Task
All of the lines below are to be transcribed faithfully, with pictures excluded from the copy.

____________________

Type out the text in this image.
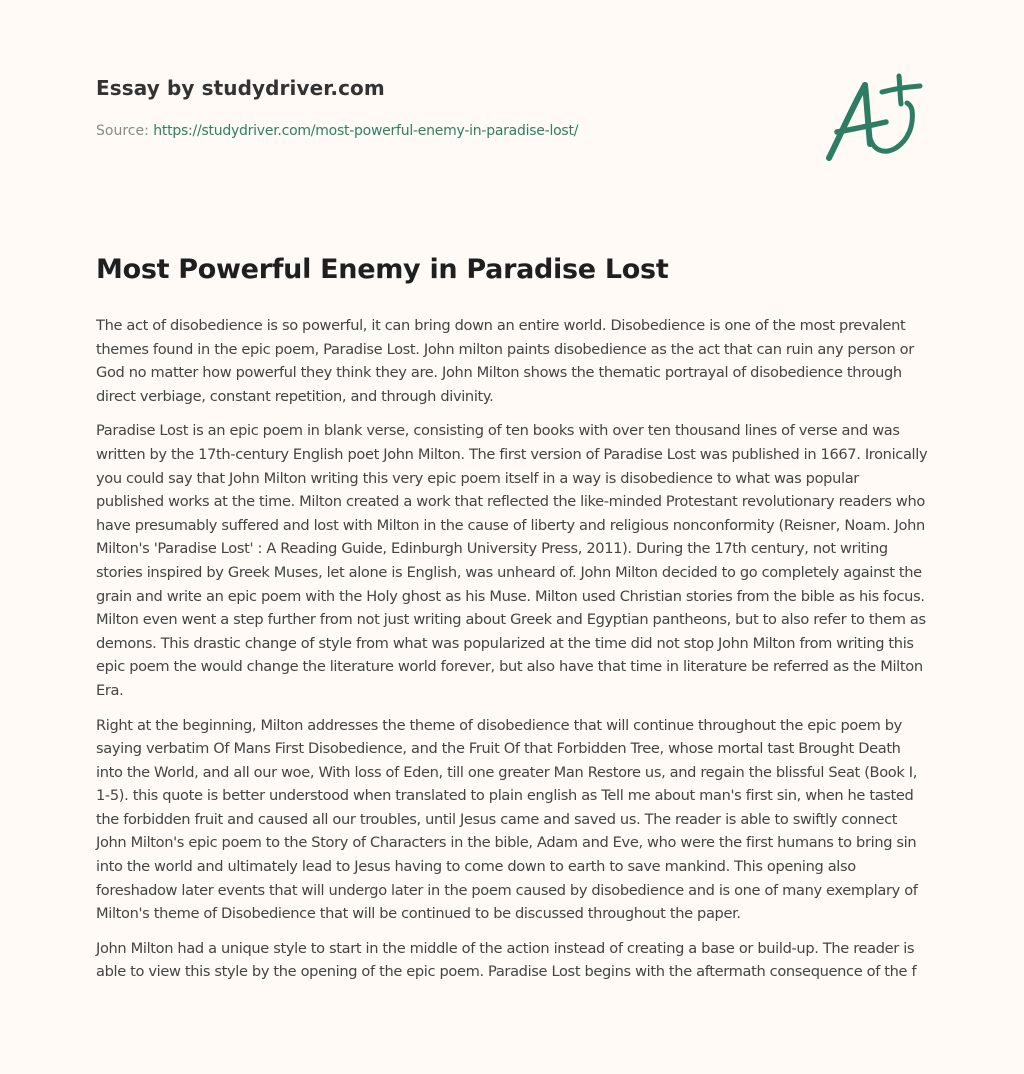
Essay by studydriver.com
Source: https://studydriver.com/most-powerful-enemy-in-paradise-lost/
Most Powerful Enemy in Paradise Lost

The act of disobedience is so powerful, it can bring down an entire world. Disobedience is one of the most prevalent themes found in the epic poem, Paradise Lost. John milton paints disobedience as the act that can ruin any person or God no matter how powerful they think they are. John Milton shows the thematic portrayal of disobedience through direct verbiage, constant repetition, and through divinity.

Paradise Lost is an epic poem in blank verse, consisting of ten books with over ten thousand lines of verse and was written by the 17th-century English poet John Milton. The first version of Paradise Lost was published in 1667. Ironically you could say that John Milton writing this very epic poem itself in a way is disobedience to what was popular published works at the time. Milton created a work that reflected the like-minded Protestant revolutionary readers who have presumably suffered and lost with Milton in the cause of liberty and religious nonconformity (Reisner, Noam. John Milton's 'Paradise Lost' : A Reading Guide, Edinburgh University Press, 2011). During the 17th century, not writing stories inspired by Greek Muses, let alone is English, was unheard of. John Milton decided to go completely against the grain and write an epic poem with the Holy ghost as his Muse. Milton used Christian stories from the bible as his focus. Milton even went a step further from not just writing about Greek and Egyptian pantheons, but to also refer to them as demons. This drastic change of style from what was popularized at the time did not stop John Milton from writing this epic poem the would change the literature world forever, but also have that time in literature be referred as the Milton Era.

Right at the beginning, Milton addresses the theme of disobedience that will continue throughout the epic poem by saying verbatim Of Mans First Disobedience, and the Fruit Of that Forbidden Tree, whose mortal tast Brought Death into the World, and all our woe, With loss of Eden, till one greater Man Restore us, and regain the blissful Seat (Book I, 1-5). this quote is better understood when translated to plain english as Tell me about man's first sin, when he tasted the forbidden fruit and caused all our troubles, until Jesus came and saved us. The reader is able to swiftly connect John Milton's epic poem to the Story of Characters in the bible, Adam and Eve, who were the first humans to bring sin into the world and ultimately lead to Jesus having to come down to earth to save mankind. This opening also foreshadow later events that will undergo later in the poem caused by disobedience and is one of many exemplary of Milton's theme of Disobedience that will be continued to be discussed throughout the paper.

John Milton had a unique style to start in the middle of the action instead of creating a base or build-up. The reader is able to view this style by the opening of the epic poem. Paradise Lost begins with the aftermath consequence of the f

____________________

Response to this task
Type out the text in this image.
Essay by studydriver.com
Source: https://studydriver.com/most-powerful-enemy-in-paradise-lost/
Most Powerful Enemy in Paradise Lost

The act of disobedience is so powerful, it can bring down an entire world. Disobedience is one of the most prevalent themes found in the epic poem, Paradise Lost. John milton paints disobedience as the act that can ruin any person or God no matter how powerful they think they are. John Milton shows the thematic portrayal of disobedience through direct verbiage, constant repetition, and through divinity.

Paradise Lost is an epic poem in blank verse, consisting of ten books with over ten thousand lines of verse and was written by the 17th-century English poet John Milton. The first version of Paradise Lost was published in 1667. Ironically you could say that John Milton writing this very epic poem itself in a way is disobedience to what was popular published works at the time. Milton created a work that reflected the like-minded Protestant revolutionary readers who have presumably suffered and lost with Milton in the cause of liberty and religious nonconformity (Reisner, Noam. John Milton's 'Paradise Lost' : A Reading Guide, Edinburgh University Press, 2011). During the 17th century, not writing stories inspired by Greek Muses, let alone is English, was unheard of. John Milton decided to go completely against the grain and write an epic poem with the Holy ghost as his Muse. Milton used Christian stories from the bible as his focus. Milton even went a step further from not just writing about Greek and Egyptian pantheons, but to also refer to them as demons. This drastic change of style from what was popularized at the time did not stop John Milton from writing this epic poem the would change the literature world forever, but also have that time in literature be referred as the Milton Era.

Right at the beginning, Milton addresses the theme of disobedience that will continue throughout the epic poem by saying verbatim Of Mans First Disobedience, and the Fruit Of that Forbidden Tree, whose mortal tast Brought Death into the World, and all our woe, With loss of Eden, till one greater Man Restore us, and regain the blissful Seat (Book I, 1-5). this quote is better understood when translated to plain english as Tell me about man's first sin, when he tasted the forbidden fruit and caused all our troubles, until Jesus came and saved us. The reader is able to swiftly connect John Milton's epic poem to the Story of Characters in the bible, Adam and Eve, who were the first humans to bring sin into the world and ultimately lead to Jesus having to come down to earth to save mankind. This opening also foreshadow later events that will undergo later in the poem caused by disobedience and is one of many exemplary of Milton's theme of Disobedience that will be continued to be discussed throughout the paper.

John Milton had a unique style to start in the middle of the action instead of creating a base or build-up. The reader is able to view this style by the opening of the epic poem. Paradise Lost begins with the aftermath consequence of the f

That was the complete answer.